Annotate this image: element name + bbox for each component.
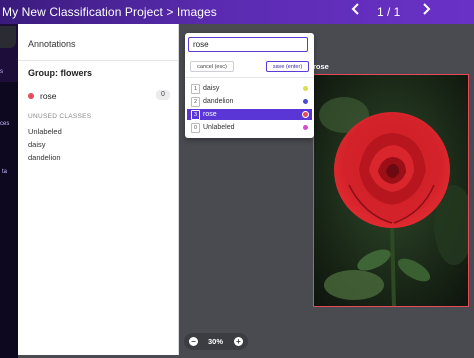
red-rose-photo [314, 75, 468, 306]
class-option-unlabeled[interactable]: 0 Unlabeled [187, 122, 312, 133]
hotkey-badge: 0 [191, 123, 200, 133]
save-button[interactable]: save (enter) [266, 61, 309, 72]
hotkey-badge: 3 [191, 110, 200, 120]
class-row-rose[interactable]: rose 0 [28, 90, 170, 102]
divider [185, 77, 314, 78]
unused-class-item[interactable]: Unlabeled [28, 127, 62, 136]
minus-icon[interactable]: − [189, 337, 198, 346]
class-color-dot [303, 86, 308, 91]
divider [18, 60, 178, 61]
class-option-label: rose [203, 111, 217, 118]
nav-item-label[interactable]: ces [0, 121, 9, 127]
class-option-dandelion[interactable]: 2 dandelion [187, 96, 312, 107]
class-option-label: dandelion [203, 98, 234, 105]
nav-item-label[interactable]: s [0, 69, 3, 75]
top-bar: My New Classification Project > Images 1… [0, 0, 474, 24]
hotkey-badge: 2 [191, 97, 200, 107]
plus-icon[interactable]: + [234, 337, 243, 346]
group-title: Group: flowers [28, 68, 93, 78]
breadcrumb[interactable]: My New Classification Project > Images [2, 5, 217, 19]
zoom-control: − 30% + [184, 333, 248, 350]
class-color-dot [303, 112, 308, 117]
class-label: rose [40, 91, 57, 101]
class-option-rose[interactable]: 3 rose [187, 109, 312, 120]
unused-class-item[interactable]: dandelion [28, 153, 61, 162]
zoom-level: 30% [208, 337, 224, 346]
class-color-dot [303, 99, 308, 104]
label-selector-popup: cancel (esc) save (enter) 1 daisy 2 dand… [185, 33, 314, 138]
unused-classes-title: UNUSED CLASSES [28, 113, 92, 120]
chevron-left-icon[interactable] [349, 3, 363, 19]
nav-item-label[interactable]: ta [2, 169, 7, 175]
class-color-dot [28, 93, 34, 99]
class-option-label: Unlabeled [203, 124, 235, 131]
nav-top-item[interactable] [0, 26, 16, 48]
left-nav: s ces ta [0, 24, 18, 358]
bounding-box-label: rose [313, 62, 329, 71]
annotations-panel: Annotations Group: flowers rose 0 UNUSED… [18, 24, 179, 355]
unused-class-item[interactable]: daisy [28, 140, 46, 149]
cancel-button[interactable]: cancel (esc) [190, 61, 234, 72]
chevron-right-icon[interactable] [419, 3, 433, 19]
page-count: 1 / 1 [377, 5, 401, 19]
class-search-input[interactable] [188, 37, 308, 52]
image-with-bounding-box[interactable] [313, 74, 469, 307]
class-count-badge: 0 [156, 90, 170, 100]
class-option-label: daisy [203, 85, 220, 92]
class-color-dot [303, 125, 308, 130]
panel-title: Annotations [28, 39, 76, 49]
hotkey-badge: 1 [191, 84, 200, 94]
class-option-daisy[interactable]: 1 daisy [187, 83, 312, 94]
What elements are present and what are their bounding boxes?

────────────────

Exercise directions: Recast these lines as a numbered list, leaving out any blank lines. Leave the pictures out of the answer.

Output of the task:
1. Annotate this image: element name + bbox for each component.
2. red-rose-photo [314, 75, 468, 306]
3. class-option-unlabeled[interactable]: 0 Unlabeled [187, 122, 312, 133]
4. hotkey-badge: 0 [191, 123, 200, 133]
5. save-button[interactable]: save (enter) [266, 61, 309, 72]
6. hotkey-badge: 3 [191, 110, 200, 120]
7. class-row-rose[interactable]: rose 0 [28, 90, 170, 102]
8. divider [185, 77, 314, 78]
9. unused-class-item[interactable]: Unlabeled [28, 127, 62, 136]
10. minus-icon[interactable]: − [189, 337, 198, 346]
11. class-color-dot [303, 86, 308, 91]
12. divider [18, 60, 178, 61]
13. class-option-label: rose [203, 111, 217, 118]
14. nav-item-label[interactable]: ces [0, 121, 9, 127]
15. class-option-dandelion[interactable]: 2 dandelion [187, 96, 312, 107]
16. class-option-label: dandelion [203, 98, 234, 105]
17. nav-item-label[interactable]: s [0, 69, 3, 75]
18. top-bar: My New Classification Project > Images 1… [0, 0, 474, 24]
19. hotkey-badge: 2 [191, 97, 200, 107]
20. plus-icon[interactable]: + [234, 337, 243, 346]
21. group-title: Group: flowers [28, 68, 93, 78]
22. breadcrumb[interactable]: My New Classification Project > Images [2, 5, 217, 19]
23. zoom-control: − 30% + [184, 333, 248, 350]
24. class-color-dot [303, 112, 308, 117]
25. class-label: rose [40, 91, 57, 101]
26. class-option-rose[interactable]: 3 rose [187, 109, 312, 120]
27. unused-class-item[interactable]: dandelion [28, 153, 61, 162]
28. zoom-level: 30% [208, 337, 224, 346]
29. class-color-dot [303, 99, 308, 104]
30. label-selector-popup: cancel (esc) save (enter) 1 daisy 2 dand… [185, 33, 314, 138]
31. unused-classes-title: UNUSED CLASSES [28, 113, 92, 120]
32. chevron-left-icon[interactable] [349, 3, 363, 19]
33. nav-item-label[interactable]: ta [2, 169, 7, 175]
34. class-color-dot [28, 93, 34, 99]
35. class-option-label: Unlabeled [203, 124, 235, 131]
36. nav-top-item[interactable] [0, 26, 16, 48]
37. left-nav: s ces ta [0, 24, 18, 358]
38. bounding-box-label: rose [313, 62, 329, 71]
39. annotations-panel: Annotations Group: flowers rose 0 UNUSED… [18, 24, 179, 355]
40. unused-class-item[interactable]: daisy [28, 140, 46, 149]
41. cancel-button[interactable]: cancel (esc) [190, 61, 234, 72]
42. chevron-right-icon[interactable] [419, 3, 433, 19]
43. page-count: 1 / 1 [377, 5, 401, 19]
44. class-search-input[interactable] [188, 37, 308, 52]
45. image-with-bounding-box[interactable] [313, 74, 469, 307]
46. class-count-badge: 0 [156, 90, 170, 100]
47. class-option-label: daisy [203, 85, 220, 92]
48. class-color-dot [303, 125, 308, 130]
49. panel-title: Annotations [28, 39, 76, 49]
50. hotkey-badge: 1 [191, 84, 200, 94]
51. class-option-daisy[interactable]: 1 daisy [187, 83, 312, 94]
52. What elements are present and what are their bounding boxes?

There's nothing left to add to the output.